══ DATA IN THIS EXERCISE
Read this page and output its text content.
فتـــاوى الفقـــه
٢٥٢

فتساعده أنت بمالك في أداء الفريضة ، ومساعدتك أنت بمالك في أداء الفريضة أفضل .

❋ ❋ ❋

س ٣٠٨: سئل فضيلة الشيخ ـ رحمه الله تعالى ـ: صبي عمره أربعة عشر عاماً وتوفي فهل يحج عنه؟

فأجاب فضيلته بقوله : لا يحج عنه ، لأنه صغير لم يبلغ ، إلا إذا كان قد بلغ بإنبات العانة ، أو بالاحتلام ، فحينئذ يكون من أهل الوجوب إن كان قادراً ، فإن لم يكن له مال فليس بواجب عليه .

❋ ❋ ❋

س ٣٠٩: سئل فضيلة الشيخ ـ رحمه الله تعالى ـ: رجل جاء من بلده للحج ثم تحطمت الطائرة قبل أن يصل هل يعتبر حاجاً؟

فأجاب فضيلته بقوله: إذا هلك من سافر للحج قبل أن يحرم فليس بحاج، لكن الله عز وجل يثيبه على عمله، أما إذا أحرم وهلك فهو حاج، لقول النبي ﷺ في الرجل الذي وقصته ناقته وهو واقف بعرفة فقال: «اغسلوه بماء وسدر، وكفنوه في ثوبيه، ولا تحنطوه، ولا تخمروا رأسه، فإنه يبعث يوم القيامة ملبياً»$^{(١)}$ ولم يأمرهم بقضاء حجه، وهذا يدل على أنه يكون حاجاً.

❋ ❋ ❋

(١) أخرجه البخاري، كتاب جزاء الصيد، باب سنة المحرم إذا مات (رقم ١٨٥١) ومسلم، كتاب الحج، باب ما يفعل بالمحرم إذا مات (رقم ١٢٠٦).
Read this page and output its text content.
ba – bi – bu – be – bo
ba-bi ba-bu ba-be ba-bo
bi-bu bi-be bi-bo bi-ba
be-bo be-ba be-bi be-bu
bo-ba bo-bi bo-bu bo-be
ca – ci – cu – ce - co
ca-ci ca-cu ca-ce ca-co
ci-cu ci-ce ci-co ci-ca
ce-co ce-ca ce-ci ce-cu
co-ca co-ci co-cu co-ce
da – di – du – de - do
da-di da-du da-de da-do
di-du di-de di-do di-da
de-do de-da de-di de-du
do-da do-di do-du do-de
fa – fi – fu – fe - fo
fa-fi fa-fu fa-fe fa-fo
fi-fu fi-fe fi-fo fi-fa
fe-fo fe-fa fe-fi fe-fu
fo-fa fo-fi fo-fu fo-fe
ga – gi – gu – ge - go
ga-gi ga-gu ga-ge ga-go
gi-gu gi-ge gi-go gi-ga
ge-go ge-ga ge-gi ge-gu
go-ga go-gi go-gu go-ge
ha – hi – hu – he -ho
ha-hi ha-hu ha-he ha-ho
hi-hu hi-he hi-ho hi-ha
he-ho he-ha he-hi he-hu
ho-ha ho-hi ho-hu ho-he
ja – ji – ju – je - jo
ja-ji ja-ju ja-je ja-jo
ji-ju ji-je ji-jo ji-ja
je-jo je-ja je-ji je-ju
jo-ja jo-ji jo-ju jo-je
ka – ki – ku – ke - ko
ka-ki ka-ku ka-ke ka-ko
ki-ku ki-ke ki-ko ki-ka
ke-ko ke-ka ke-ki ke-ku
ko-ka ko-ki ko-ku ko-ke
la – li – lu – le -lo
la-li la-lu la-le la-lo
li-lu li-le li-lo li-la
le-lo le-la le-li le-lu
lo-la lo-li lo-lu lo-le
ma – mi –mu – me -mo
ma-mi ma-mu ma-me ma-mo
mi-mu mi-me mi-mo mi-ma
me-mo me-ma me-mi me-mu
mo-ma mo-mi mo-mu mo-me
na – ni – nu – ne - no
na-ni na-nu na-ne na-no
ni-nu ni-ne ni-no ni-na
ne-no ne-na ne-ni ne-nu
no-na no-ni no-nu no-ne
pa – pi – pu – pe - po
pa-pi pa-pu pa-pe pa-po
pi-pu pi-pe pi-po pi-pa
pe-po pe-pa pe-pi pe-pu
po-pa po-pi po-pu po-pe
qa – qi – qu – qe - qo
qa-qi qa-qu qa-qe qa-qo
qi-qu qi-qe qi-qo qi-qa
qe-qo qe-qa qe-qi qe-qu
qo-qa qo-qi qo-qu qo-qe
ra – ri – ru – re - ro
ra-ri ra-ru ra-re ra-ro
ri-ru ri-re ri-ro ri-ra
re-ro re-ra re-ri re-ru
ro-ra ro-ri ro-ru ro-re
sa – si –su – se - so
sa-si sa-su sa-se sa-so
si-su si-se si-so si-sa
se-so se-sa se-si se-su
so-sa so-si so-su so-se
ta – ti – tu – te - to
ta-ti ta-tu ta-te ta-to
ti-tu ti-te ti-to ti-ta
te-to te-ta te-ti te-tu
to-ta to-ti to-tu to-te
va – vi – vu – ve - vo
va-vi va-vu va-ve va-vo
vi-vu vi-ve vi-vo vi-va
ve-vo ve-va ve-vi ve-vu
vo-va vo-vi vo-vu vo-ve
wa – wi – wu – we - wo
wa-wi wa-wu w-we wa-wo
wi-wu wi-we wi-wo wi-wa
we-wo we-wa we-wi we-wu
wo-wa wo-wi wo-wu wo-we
════
TO DO >>
Read the entries above, then pull out the lines that include "الشيخ".

WRITTEN REPLY >>
س ٣٠٨: سئل فضيلة الشيخ ـ رحمه الله تعالى ـ: صبي عمره أربعة عشر عاماً وتوفي فهل يحج عنه؟
س ٣٠٩: سئل فضيلة الشيخ ـ رحمه الله تعالى ـ: رجل جاء من بلده للحج ثم تحطمت الطائرة قبل أن يصل هل يعتبر حاجاً؟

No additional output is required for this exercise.